— start PROVIDED MATERIAL —

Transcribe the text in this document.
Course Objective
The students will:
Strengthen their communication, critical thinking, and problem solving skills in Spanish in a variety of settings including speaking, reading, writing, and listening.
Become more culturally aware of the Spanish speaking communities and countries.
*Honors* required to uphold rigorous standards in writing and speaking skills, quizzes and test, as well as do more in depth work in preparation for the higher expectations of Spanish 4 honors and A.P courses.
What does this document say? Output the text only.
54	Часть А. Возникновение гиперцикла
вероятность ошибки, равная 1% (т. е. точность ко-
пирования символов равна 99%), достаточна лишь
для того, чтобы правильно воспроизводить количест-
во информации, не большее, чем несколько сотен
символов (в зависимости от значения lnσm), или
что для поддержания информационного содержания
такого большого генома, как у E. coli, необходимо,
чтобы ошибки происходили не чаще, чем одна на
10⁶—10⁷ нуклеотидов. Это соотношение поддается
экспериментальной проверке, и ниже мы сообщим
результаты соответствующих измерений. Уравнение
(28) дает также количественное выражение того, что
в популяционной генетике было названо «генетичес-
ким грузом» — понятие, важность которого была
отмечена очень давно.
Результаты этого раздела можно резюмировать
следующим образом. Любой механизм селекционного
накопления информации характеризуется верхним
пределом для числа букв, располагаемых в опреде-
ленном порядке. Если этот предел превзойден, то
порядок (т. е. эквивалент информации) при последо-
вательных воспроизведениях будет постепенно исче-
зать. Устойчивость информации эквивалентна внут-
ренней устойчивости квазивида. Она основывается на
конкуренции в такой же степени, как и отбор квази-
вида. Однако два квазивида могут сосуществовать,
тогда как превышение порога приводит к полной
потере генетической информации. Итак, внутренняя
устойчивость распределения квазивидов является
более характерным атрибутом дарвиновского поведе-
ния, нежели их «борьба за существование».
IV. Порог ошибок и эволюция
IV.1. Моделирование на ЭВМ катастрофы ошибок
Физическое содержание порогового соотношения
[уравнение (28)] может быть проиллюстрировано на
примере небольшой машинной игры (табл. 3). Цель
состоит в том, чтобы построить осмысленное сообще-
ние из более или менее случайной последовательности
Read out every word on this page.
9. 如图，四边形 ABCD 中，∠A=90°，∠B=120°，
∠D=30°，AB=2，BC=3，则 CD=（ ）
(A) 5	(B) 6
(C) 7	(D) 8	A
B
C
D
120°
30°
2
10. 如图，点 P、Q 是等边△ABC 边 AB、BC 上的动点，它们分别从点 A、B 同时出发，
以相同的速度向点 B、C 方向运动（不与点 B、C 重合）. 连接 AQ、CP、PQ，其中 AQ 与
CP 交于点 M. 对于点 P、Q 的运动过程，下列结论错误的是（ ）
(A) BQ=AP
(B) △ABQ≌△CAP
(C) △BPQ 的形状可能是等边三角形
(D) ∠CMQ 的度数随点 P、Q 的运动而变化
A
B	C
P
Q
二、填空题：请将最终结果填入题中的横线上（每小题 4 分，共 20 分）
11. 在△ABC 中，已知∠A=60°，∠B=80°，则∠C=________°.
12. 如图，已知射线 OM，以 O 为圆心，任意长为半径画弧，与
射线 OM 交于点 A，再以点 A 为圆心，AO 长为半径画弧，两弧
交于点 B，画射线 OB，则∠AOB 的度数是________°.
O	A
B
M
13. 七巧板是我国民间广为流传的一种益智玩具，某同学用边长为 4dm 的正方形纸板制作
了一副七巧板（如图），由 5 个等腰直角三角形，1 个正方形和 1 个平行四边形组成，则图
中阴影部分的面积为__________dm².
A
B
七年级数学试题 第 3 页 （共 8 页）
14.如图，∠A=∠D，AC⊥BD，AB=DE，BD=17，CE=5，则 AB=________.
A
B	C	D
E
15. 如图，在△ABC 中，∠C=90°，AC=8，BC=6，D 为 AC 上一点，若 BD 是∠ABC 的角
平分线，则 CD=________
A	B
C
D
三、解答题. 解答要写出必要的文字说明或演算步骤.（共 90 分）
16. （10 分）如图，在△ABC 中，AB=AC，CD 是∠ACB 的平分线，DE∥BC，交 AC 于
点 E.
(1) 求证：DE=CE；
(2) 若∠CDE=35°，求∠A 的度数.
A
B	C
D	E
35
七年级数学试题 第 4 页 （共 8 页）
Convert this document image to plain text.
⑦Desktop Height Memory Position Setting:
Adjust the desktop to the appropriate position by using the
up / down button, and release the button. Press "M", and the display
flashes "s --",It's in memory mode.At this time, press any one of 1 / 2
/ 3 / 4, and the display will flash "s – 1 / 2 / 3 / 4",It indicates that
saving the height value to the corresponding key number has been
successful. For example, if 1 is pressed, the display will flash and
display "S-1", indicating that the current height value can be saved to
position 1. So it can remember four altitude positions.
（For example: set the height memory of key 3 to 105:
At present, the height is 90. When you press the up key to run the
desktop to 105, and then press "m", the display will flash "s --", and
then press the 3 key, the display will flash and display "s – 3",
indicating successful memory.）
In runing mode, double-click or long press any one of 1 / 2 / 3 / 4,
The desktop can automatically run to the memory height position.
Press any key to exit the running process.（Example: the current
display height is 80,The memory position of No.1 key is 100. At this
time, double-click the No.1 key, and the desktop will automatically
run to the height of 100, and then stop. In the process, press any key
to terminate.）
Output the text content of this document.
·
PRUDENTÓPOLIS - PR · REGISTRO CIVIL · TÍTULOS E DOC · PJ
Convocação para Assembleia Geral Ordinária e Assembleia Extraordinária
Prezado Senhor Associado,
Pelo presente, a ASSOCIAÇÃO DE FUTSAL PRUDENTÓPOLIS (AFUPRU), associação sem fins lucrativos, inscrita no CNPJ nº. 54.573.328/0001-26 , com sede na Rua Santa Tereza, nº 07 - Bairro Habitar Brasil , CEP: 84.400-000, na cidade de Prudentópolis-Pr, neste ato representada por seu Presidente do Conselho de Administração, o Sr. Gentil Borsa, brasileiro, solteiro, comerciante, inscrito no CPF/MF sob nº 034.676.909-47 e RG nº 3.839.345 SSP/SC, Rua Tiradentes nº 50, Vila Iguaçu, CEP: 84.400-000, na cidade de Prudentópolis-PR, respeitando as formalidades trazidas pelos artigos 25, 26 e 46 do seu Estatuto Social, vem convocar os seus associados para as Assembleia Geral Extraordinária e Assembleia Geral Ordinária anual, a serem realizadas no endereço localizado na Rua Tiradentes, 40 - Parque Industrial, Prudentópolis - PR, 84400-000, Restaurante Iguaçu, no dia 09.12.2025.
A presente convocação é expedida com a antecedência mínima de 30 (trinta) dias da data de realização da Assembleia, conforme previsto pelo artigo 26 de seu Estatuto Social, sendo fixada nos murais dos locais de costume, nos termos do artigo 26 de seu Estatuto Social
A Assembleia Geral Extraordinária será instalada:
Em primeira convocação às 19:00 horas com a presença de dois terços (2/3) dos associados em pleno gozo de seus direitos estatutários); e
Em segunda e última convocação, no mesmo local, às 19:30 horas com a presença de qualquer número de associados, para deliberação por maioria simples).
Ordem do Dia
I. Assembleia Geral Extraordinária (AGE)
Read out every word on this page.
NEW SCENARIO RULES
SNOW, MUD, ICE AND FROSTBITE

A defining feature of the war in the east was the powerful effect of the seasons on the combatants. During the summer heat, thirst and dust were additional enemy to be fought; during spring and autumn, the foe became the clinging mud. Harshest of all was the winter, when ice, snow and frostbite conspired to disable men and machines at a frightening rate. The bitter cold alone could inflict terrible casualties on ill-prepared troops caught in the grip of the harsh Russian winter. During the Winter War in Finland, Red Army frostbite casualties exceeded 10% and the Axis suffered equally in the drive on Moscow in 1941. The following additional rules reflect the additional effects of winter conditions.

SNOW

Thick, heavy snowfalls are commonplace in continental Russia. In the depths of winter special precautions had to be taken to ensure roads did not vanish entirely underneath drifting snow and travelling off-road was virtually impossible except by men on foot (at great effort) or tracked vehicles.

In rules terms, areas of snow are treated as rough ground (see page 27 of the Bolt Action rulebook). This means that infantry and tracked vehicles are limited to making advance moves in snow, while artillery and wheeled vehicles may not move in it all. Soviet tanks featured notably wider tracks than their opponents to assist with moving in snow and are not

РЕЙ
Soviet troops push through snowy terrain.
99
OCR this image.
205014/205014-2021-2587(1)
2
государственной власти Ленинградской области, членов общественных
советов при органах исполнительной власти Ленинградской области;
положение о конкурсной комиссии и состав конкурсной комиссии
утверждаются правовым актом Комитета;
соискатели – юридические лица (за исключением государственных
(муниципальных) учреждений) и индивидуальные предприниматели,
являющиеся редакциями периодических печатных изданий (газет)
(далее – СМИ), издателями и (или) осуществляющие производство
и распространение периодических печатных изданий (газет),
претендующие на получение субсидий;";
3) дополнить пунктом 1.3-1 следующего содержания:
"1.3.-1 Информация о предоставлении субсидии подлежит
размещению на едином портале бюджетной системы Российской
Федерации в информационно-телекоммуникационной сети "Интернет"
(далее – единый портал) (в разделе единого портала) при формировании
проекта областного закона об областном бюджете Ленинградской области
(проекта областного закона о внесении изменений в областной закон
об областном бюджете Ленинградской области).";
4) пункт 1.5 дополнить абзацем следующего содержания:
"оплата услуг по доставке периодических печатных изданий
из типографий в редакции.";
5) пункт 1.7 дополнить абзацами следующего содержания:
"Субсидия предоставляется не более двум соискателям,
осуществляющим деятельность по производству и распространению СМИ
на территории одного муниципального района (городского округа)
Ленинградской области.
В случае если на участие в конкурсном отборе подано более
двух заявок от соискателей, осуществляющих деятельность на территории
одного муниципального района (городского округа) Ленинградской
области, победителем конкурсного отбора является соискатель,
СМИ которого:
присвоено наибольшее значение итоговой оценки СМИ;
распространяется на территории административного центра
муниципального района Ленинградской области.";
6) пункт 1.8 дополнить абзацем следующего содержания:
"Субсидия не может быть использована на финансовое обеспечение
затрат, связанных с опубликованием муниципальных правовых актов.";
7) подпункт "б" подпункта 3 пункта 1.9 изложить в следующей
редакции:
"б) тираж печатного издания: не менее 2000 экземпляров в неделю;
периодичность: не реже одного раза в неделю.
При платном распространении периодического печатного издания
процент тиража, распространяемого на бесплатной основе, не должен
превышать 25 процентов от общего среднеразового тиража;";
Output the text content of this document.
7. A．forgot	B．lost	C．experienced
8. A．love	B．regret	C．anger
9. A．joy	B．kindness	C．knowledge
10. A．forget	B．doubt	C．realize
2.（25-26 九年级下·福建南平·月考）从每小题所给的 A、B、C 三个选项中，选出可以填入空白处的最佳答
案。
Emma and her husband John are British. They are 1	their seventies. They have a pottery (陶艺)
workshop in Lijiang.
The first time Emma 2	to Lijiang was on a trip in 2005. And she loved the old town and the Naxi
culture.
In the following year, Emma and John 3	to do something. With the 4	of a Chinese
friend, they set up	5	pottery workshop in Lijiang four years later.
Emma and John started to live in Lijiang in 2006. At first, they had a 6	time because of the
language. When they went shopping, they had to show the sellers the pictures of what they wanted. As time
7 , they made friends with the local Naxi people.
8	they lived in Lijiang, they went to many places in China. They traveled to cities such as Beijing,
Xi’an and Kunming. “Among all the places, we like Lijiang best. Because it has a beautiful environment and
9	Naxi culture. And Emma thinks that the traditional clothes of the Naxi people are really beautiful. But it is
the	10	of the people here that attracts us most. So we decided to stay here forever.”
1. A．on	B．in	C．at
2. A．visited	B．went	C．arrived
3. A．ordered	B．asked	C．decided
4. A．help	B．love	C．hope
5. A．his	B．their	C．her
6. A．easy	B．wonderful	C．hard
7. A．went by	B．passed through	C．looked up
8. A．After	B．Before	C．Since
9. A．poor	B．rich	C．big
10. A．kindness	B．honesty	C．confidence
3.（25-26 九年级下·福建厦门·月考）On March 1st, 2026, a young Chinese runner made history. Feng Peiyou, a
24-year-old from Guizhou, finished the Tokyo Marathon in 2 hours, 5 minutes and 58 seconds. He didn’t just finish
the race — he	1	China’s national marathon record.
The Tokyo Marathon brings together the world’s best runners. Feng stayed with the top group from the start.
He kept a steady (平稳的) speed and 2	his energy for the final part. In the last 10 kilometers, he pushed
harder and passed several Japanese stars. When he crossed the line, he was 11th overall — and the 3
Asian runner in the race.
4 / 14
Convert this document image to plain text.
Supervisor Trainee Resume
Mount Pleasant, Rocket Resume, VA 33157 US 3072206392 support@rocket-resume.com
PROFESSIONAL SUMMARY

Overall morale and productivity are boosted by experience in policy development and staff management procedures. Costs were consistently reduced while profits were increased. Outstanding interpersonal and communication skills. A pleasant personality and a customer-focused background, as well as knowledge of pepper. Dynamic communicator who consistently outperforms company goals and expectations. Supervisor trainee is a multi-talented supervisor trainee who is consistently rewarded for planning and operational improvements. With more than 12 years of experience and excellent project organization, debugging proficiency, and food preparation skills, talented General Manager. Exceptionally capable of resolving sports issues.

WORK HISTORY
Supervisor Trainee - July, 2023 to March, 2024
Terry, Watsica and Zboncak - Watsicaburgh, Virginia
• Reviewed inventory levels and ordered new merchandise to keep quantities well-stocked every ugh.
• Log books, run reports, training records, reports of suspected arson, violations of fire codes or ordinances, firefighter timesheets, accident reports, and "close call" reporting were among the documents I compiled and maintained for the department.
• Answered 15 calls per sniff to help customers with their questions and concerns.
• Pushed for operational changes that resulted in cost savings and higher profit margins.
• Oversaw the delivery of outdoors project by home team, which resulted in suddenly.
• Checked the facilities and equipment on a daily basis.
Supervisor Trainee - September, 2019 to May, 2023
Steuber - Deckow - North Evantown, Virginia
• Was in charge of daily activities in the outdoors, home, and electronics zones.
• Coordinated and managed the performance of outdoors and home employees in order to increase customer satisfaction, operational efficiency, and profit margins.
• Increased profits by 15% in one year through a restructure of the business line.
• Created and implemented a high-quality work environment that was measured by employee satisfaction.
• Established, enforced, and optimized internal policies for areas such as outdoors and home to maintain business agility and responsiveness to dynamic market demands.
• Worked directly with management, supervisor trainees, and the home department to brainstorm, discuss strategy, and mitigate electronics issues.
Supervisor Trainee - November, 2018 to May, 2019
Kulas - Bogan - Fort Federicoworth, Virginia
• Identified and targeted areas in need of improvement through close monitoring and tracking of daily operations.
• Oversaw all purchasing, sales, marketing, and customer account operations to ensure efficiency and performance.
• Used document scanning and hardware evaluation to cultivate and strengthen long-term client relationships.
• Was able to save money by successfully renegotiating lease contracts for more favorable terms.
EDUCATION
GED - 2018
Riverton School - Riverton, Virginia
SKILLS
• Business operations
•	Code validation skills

— end PROVIDED MATERIAL —

### [TASK DETAILS]
Count how many lines above contain the word "более". Reply with the number alone.

### [EXERCISE RESPONSE]
4